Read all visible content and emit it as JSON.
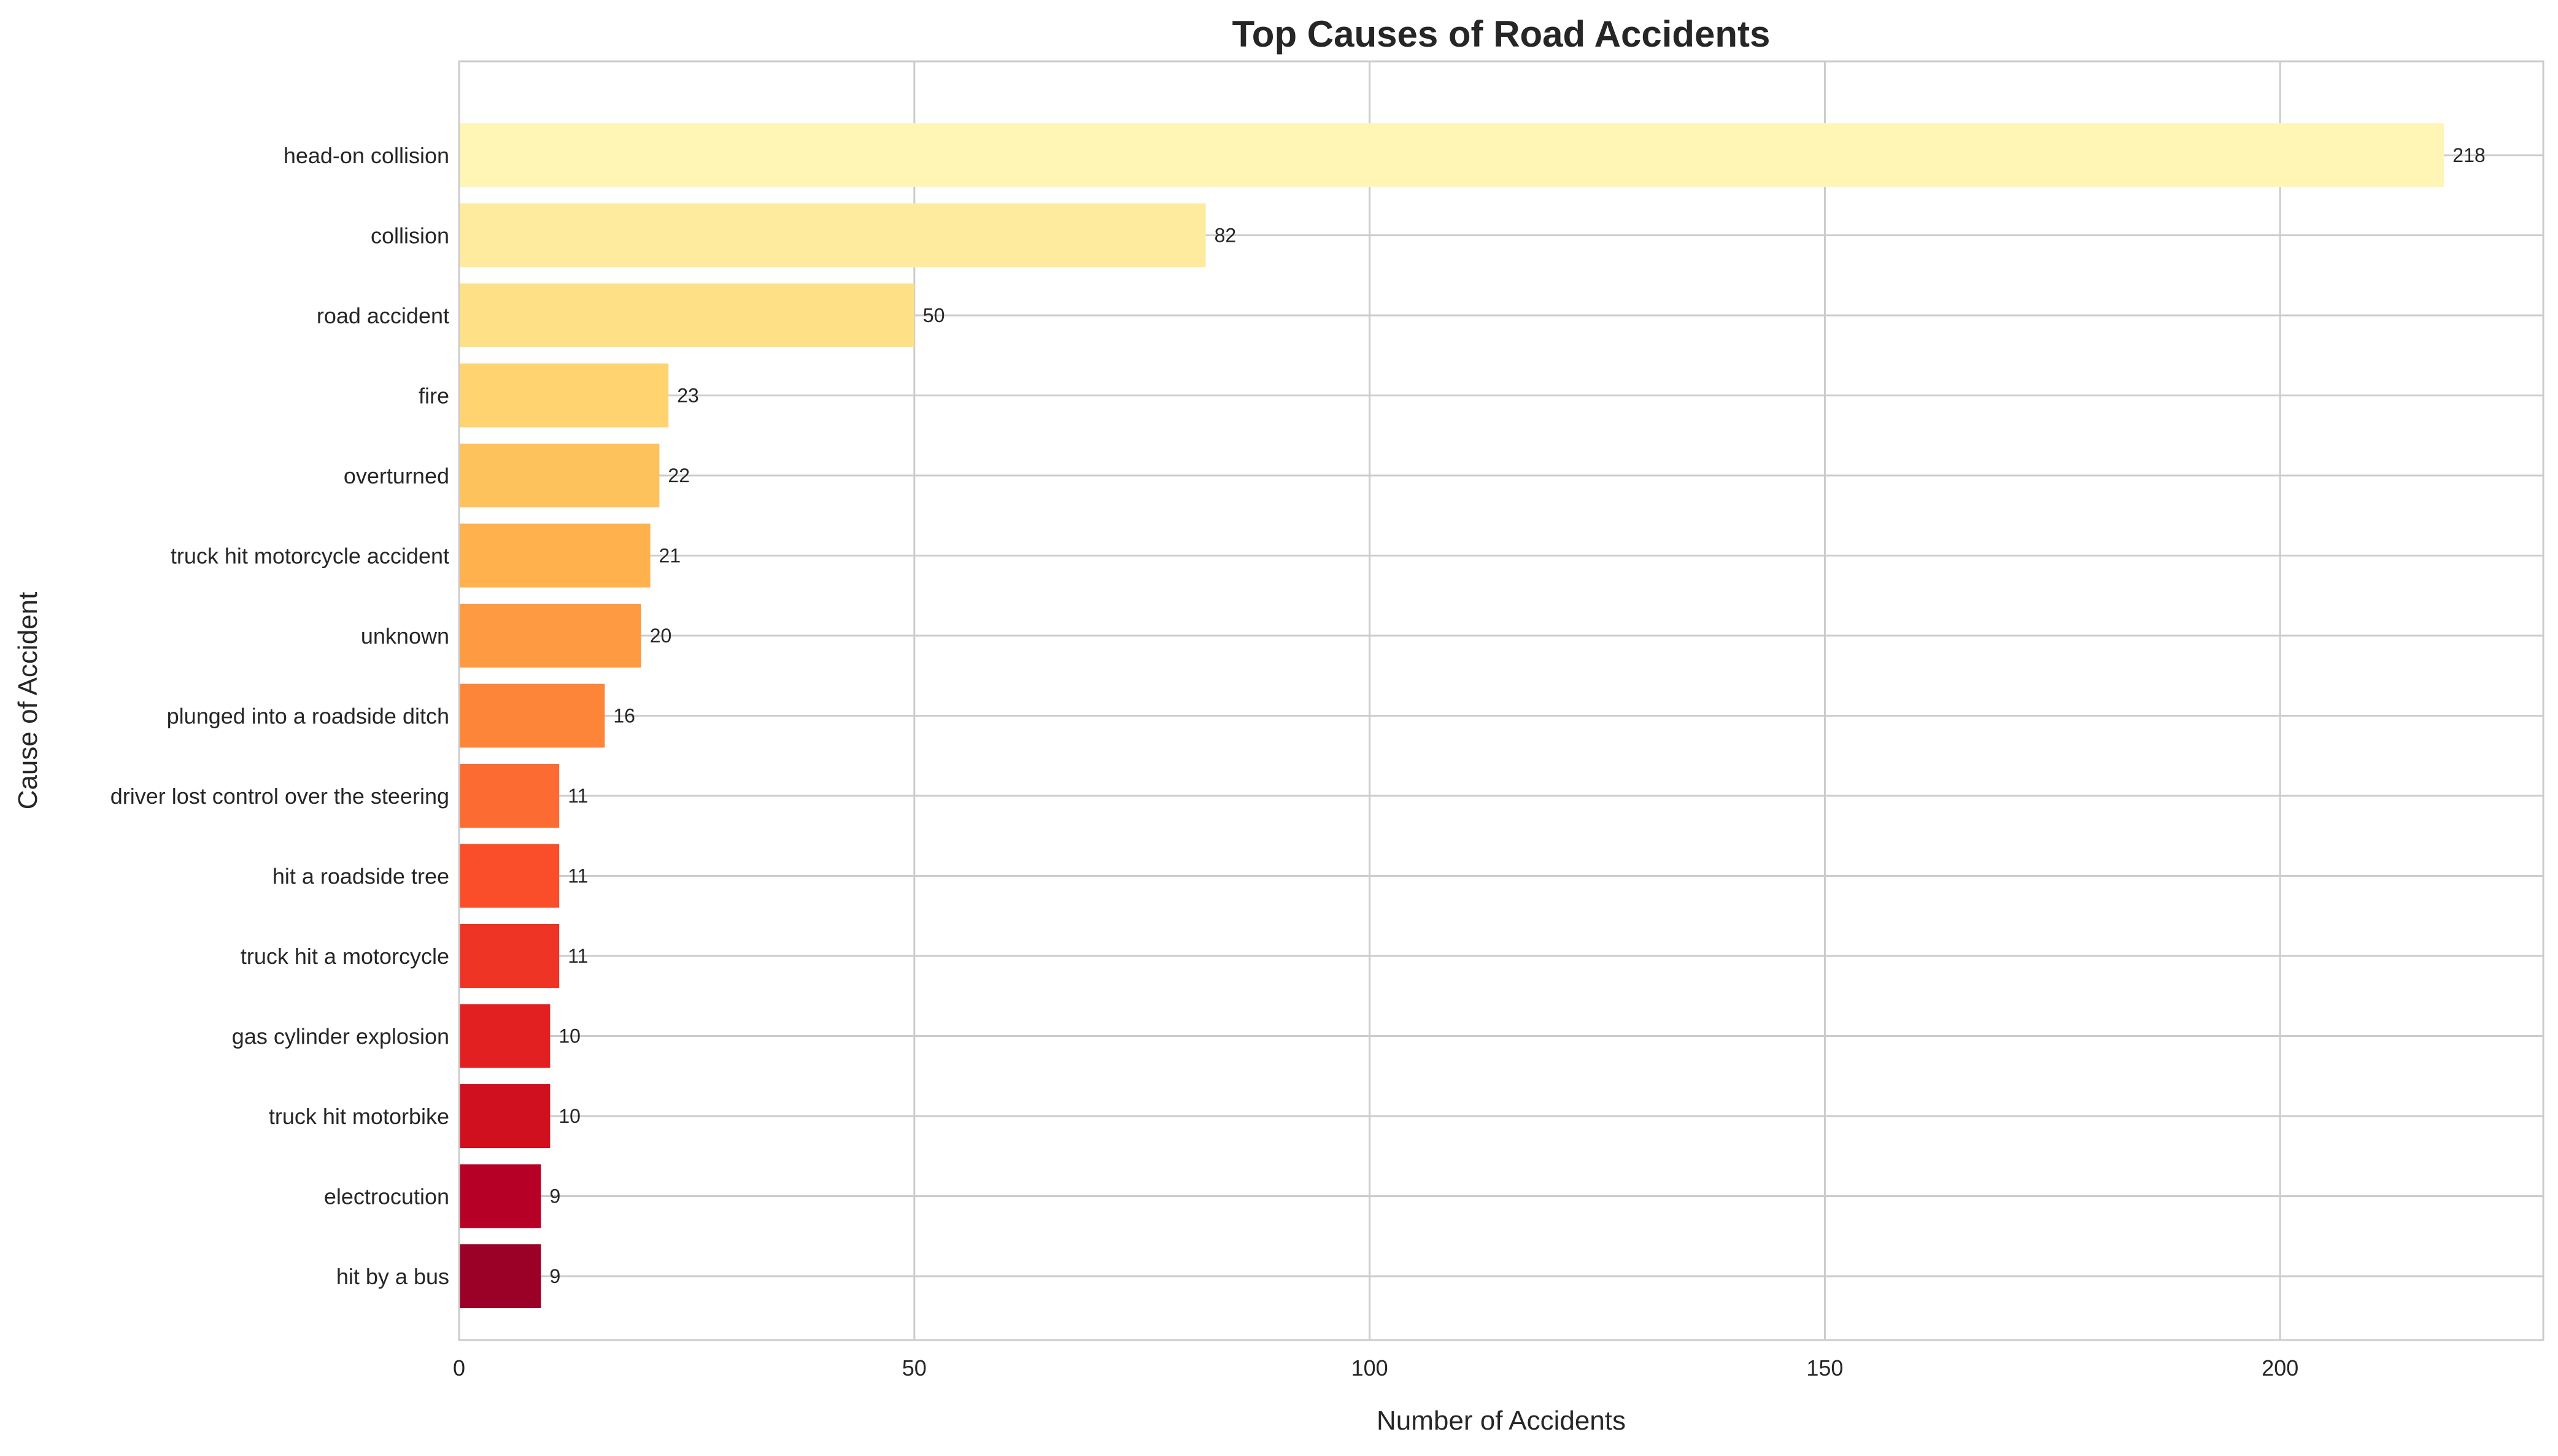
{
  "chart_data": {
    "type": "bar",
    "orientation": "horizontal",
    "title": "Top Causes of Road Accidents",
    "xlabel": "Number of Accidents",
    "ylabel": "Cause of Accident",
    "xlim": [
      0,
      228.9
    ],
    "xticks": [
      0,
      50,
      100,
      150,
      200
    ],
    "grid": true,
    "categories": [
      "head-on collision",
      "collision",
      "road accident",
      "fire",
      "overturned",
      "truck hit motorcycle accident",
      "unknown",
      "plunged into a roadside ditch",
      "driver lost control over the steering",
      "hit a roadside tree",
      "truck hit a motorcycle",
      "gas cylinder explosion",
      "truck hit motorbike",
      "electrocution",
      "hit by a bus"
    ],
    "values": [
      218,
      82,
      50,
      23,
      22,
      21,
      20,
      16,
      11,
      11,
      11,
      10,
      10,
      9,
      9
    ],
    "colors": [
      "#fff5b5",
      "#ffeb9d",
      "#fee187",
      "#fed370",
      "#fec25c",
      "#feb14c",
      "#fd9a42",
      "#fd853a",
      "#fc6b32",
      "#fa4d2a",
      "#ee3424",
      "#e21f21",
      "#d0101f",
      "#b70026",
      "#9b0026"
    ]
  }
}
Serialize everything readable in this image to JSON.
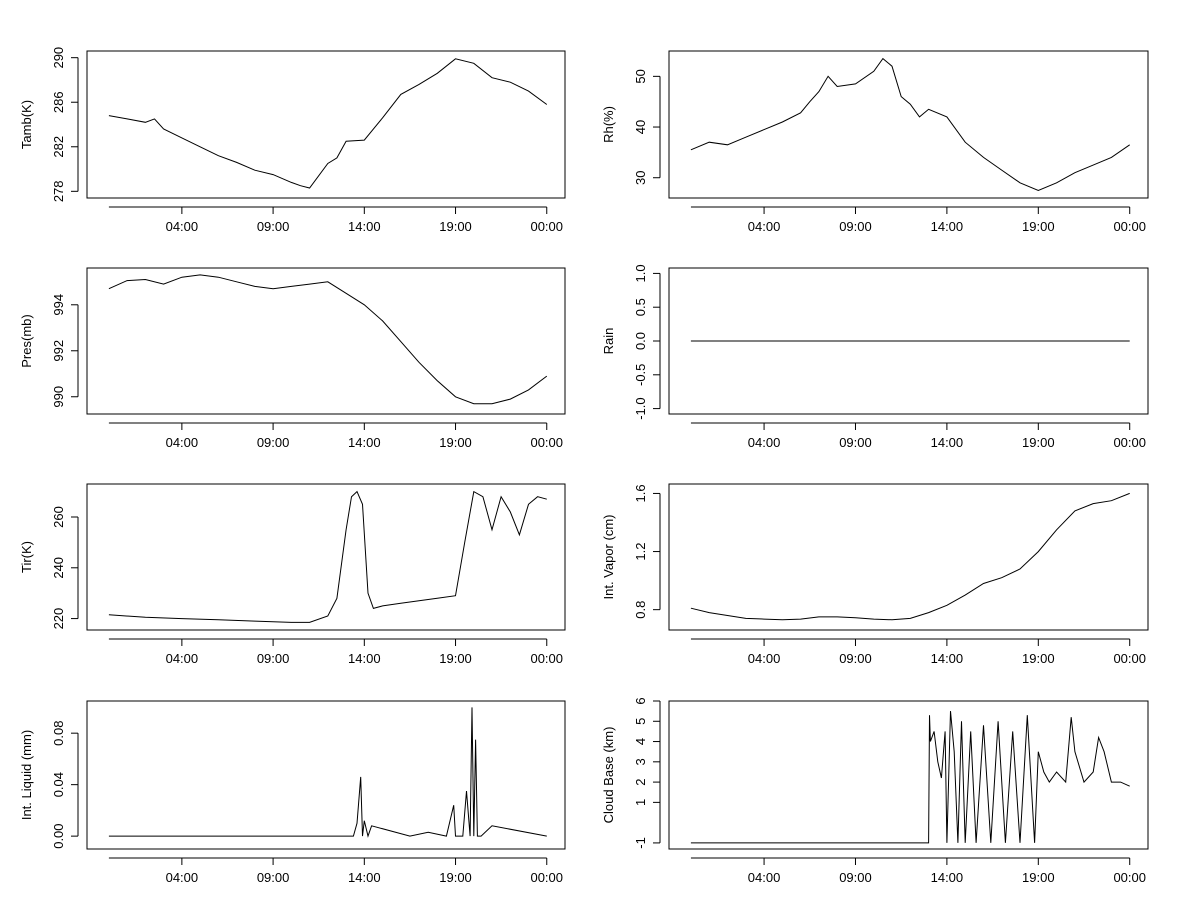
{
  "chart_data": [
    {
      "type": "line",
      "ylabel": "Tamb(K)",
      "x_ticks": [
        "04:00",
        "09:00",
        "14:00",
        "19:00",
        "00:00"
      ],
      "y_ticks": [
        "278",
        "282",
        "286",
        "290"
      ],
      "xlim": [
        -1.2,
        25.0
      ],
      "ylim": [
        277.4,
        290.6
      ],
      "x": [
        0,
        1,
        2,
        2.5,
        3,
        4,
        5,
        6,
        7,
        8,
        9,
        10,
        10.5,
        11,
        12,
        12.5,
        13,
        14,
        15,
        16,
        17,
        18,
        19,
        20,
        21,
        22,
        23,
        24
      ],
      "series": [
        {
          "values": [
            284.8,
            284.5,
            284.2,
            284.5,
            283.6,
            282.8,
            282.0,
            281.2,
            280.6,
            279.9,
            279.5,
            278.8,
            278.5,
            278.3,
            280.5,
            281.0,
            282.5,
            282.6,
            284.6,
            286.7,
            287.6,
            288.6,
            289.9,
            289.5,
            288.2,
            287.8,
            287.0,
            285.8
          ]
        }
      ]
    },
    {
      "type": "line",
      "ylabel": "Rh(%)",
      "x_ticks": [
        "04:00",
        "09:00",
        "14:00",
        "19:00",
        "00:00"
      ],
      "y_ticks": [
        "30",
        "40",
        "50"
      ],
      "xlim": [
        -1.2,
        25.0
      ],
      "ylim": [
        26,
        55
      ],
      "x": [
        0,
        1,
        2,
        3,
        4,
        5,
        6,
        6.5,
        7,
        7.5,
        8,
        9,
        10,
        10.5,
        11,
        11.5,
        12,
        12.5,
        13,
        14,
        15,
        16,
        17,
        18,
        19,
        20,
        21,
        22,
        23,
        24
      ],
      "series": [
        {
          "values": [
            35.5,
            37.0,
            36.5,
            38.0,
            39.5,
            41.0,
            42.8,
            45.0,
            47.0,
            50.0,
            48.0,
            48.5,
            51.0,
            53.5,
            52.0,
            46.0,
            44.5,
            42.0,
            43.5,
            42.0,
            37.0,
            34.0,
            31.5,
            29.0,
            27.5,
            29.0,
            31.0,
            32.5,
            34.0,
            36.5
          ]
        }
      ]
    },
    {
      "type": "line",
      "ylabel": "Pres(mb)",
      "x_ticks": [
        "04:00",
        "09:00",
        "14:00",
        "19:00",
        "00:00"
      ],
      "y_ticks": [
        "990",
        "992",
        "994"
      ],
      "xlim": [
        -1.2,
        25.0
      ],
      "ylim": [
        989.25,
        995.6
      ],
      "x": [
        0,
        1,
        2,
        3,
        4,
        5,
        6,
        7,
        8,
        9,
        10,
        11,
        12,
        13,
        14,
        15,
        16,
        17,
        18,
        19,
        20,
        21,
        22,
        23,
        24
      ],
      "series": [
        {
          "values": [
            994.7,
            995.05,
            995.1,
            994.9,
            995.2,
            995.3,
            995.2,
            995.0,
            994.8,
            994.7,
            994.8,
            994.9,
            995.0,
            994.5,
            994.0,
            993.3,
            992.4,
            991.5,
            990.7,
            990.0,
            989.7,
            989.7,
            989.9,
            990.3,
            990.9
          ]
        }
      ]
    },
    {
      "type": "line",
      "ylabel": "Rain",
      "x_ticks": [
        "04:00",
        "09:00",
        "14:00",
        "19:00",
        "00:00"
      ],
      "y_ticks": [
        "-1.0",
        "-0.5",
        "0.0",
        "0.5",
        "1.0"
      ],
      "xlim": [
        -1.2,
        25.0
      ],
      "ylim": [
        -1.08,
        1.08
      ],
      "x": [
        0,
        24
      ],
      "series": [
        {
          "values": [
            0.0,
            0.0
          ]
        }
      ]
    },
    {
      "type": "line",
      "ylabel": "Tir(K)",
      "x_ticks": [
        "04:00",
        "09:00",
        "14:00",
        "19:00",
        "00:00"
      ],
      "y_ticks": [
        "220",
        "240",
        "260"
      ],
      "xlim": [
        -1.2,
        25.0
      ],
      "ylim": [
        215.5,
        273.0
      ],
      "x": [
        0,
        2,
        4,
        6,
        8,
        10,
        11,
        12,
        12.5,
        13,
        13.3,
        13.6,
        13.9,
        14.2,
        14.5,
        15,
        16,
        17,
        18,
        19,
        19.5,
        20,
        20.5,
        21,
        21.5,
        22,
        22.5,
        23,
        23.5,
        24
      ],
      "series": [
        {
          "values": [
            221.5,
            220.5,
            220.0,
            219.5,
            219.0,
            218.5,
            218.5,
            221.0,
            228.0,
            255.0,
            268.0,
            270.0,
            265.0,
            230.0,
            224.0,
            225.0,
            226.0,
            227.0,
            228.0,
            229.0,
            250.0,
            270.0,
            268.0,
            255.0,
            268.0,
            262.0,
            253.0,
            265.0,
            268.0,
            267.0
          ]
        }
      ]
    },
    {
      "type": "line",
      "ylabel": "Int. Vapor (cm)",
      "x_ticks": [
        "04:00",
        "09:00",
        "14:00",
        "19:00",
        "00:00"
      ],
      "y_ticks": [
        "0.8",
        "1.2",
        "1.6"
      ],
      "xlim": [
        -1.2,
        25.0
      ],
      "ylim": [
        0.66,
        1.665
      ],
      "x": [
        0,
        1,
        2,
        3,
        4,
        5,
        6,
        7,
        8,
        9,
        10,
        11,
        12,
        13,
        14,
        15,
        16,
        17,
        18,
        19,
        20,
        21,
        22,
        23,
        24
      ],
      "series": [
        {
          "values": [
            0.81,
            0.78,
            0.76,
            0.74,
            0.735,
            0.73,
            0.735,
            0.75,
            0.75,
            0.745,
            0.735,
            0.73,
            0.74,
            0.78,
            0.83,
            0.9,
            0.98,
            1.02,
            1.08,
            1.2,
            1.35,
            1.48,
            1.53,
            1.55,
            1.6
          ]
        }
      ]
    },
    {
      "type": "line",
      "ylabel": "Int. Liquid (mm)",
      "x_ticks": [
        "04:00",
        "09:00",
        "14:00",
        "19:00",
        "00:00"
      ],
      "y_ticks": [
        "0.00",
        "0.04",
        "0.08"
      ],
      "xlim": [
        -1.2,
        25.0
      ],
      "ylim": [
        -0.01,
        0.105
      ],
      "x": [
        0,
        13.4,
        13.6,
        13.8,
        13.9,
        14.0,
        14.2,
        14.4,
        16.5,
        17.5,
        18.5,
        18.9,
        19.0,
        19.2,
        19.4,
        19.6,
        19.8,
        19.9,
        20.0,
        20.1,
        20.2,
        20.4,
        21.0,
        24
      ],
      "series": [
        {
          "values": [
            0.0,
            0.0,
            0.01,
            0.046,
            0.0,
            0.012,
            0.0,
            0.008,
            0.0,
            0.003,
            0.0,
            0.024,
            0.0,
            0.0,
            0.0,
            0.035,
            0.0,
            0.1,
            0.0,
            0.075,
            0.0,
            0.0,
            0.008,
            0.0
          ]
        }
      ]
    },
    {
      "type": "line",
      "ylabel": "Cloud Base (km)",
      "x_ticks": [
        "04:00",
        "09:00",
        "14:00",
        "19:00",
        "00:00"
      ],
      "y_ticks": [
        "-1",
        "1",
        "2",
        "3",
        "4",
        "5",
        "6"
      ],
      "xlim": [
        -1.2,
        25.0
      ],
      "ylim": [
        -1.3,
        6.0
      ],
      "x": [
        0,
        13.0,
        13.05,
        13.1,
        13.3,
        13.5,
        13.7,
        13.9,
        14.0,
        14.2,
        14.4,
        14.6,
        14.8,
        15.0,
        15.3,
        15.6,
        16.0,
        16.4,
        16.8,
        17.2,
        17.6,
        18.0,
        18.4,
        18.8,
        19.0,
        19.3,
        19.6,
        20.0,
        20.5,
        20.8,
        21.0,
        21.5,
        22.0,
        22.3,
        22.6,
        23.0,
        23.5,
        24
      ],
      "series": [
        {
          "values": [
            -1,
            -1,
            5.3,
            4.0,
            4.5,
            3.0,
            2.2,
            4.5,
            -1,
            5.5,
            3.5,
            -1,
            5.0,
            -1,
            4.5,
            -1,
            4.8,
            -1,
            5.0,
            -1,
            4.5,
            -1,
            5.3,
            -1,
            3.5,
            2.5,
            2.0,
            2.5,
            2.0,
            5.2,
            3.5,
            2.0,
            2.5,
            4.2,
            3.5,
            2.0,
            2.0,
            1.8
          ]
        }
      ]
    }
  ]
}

• [What is required]: Locate the lines above that hold the word "truck". Show every one of them.

• [Written answer]:
      "truck hit motorcycle accident",
      "truck hit a motorcycle",
      "truck hit motorbike",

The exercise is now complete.